## Written task
Tally the lines holding the word "Santa" and state the count by itself.

## Supplied material

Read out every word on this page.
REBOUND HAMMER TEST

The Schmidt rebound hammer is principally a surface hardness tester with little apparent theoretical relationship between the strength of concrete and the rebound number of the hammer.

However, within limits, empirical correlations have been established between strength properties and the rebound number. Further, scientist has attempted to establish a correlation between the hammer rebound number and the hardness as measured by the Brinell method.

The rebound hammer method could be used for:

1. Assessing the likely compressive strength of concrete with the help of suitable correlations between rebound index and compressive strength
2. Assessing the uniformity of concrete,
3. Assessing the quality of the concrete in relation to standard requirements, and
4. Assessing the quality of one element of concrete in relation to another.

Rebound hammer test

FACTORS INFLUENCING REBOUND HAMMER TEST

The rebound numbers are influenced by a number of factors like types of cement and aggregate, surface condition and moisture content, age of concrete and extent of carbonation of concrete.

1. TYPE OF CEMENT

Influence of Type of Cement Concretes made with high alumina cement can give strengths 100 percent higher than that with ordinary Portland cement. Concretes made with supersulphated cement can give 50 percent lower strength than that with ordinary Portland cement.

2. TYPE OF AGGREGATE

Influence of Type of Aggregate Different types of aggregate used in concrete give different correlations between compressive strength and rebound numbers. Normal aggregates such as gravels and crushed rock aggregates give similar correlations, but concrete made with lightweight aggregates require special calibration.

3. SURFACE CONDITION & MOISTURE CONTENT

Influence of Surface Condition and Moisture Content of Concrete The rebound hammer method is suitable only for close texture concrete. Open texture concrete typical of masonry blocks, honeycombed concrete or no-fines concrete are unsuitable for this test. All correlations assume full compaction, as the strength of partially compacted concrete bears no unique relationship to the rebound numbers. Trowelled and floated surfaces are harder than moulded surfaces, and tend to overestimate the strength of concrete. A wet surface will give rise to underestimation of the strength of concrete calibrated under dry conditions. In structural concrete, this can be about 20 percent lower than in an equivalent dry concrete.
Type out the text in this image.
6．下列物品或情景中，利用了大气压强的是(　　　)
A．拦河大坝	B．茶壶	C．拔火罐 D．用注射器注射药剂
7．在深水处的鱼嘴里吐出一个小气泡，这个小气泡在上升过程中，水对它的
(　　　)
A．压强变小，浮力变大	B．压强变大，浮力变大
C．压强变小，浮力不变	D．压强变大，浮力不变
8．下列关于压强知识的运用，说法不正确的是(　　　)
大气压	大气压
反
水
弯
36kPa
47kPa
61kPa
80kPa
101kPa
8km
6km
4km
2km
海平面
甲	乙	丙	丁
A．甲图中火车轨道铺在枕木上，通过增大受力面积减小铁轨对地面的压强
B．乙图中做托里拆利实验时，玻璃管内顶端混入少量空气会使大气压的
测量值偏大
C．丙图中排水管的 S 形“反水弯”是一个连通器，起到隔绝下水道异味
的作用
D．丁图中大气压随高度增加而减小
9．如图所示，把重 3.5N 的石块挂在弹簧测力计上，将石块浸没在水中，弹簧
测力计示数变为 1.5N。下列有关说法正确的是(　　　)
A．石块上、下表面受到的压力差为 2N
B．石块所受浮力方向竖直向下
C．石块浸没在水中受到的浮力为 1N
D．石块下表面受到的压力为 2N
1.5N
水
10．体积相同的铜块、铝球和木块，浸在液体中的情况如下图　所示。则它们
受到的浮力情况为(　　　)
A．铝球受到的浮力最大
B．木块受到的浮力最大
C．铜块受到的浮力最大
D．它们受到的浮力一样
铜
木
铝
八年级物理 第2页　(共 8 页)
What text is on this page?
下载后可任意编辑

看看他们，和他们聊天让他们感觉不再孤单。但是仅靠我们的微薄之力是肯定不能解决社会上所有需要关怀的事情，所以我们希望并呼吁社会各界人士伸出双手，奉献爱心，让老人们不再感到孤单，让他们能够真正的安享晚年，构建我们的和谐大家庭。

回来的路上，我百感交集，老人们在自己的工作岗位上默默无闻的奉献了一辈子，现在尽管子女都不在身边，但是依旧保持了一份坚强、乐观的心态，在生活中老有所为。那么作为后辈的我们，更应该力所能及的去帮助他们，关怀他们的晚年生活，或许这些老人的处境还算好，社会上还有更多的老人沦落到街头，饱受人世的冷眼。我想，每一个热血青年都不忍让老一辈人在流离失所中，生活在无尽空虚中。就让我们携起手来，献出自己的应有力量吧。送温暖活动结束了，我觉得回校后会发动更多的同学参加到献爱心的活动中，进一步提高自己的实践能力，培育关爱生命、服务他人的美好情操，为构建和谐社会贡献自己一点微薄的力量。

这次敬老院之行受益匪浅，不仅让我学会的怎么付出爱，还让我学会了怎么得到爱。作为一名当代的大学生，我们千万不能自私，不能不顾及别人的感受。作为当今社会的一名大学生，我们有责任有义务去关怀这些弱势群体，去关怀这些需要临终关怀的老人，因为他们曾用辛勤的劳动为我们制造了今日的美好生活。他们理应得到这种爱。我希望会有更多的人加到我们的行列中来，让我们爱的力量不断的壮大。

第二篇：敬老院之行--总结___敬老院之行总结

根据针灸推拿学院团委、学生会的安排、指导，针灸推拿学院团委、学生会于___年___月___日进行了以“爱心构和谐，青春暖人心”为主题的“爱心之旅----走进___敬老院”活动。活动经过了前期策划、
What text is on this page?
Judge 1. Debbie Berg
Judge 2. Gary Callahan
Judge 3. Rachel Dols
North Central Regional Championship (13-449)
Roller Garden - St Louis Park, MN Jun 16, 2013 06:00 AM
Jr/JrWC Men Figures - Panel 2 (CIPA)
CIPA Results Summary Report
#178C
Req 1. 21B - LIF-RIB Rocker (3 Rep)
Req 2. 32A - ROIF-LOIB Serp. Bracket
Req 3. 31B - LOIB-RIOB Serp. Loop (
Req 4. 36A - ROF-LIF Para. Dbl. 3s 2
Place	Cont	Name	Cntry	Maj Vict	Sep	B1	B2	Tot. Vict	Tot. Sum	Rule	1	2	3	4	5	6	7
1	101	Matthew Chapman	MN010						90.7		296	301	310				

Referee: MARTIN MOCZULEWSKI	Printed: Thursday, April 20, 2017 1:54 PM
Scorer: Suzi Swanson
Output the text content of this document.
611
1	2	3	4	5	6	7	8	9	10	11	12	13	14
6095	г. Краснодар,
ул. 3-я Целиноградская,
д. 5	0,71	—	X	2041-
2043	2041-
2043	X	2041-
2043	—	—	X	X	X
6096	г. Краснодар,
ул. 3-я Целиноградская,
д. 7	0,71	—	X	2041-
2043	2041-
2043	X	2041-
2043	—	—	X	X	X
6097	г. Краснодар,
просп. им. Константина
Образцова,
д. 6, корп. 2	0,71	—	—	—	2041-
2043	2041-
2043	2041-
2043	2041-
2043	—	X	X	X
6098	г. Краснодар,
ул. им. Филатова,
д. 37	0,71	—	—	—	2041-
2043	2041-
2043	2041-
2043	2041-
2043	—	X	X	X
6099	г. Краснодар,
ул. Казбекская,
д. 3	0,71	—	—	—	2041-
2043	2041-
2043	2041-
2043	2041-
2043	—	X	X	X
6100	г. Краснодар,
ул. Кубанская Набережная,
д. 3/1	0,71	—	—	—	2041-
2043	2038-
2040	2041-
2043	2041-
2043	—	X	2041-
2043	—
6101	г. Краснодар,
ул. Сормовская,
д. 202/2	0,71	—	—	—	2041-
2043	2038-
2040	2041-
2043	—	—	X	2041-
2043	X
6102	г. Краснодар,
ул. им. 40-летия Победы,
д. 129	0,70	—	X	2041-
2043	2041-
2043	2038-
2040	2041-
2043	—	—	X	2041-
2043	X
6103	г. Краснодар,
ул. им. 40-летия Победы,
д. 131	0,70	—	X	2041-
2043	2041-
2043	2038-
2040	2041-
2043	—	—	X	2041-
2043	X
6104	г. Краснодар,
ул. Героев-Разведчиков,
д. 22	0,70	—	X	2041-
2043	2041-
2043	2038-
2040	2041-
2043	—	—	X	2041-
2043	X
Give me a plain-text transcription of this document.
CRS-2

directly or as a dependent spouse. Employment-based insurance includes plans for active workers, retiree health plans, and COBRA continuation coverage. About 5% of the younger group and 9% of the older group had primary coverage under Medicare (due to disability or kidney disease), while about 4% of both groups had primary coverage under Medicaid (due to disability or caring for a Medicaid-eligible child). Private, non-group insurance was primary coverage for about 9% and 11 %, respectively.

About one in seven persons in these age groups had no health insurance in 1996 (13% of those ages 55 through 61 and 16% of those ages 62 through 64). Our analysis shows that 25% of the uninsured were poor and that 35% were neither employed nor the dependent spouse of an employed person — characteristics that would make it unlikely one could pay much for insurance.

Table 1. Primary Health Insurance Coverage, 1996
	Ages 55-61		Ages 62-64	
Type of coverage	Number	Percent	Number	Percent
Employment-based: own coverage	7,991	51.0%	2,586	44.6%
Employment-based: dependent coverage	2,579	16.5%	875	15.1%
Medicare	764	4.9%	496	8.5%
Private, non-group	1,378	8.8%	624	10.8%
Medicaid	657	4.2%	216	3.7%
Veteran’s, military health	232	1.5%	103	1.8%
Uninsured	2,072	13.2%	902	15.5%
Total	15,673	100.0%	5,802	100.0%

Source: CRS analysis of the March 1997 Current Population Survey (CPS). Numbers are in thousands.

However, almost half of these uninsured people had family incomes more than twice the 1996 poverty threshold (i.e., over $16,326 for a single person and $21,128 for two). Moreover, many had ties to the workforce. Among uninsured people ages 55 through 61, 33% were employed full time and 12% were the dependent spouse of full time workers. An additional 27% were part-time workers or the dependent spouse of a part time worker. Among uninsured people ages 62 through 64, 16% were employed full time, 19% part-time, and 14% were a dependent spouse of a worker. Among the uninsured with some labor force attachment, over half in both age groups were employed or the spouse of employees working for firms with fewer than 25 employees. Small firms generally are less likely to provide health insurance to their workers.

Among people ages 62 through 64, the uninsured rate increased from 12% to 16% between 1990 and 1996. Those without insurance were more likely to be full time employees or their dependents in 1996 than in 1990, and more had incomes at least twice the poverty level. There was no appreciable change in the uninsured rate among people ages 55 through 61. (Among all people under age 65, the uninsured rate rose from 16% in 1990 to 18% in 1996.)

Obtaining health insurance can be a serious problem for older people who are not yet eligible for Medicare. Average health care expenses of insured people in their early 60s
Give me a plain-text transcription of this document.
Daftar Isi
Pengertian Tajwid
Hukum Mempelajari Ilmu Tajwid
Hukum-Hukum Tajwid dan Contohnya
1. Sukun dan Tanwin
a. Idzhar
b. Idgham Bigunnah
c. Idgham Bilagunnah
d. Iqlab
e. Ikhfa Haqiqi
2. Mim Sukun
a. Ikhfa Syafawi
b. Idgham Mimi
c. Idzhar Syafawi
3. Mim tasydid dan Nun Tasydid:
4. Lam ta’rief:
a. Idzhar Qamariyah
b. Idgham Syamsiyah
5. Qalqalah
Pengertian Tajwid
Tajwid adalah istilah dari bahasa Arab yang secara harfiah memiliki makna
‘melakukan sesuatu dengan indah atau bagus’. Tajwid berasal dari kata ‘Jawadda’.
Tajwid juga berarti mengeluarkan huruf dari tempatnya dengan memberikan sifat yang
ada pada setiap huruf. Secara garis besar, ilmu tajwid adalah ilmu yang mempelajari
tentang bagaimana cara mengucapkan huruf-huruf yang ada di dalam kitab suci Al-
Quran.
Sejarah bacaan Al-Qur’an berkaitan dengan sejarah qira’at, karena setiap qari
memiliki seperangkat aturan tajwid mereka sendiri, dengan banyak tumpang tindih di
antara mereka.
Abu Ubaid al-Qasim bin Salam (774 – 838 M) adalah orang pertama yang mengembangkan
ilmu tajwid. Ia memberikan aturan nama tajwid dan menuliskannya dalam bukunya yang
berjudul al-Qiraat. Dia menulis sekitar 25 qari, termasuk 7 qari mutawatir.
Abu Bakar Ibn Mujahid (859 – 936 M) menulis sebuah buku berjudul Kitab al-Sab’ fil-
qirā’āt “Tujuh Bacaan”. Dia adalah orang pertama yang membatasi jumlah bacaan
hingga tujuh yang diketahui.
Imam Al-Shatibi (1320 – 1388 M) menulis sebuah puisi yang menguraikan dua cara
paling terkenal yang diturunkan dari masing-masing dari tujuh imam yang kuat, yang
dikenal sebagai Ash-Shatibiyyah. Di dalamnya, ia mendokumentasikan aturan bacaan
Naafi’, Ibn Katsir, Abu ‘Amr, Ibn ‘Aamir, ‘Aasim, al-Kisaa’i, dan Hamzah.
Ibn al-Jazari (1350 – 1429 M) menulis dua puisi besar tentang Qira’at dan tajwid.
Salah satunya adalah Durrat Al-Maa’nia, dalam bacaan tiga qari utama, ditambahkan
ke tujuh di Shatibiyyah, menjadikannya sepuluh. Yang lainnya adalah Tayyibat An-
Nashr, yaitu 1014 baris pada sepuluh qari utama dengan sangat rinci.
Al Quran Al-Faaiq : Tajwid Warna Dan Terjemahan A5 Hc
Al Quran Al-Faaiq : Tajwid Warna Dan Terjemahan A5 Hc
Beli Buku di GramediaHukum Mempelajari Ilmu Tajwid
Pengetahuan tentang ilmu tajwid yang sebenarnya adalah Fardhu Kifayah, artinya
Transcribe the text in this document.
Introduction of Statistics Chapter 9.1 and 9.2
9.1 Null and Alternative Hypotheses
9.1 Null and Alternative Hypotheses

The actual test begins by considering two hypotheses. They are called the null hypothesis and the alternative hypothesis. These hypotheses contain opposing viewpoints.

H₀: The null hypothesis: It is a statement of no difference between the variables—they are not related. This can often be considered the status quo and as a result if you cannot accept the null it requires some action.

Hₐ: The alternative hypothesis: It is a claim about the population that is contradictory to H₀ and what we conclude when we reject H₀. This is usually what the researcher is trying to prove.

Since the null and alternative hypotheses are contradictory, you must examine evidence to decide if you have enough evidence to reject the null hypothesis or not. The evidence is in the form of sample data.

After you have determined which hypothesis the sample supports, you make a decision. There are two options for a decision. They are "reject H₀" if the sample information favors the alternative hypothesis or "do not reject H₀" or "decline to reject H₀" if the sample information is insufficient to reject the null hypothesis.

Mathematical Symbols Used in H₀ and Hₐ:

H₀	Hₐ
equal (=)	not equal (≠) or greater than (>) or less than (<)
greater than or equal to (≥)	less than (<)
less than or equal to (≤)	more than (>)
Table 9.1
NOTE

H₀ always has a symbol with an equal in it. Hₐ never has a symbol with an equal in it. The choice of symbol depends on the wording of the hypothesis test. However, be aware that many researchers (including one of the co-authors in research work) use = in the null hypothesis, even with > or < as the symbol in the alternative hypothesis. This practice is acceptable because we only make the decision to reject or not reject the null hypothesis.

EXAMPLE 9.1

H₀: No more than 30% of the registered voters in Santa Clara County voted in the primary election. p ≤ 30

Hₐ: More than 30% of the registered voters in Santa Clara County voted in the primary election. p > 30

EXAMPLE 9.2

## Correct response
2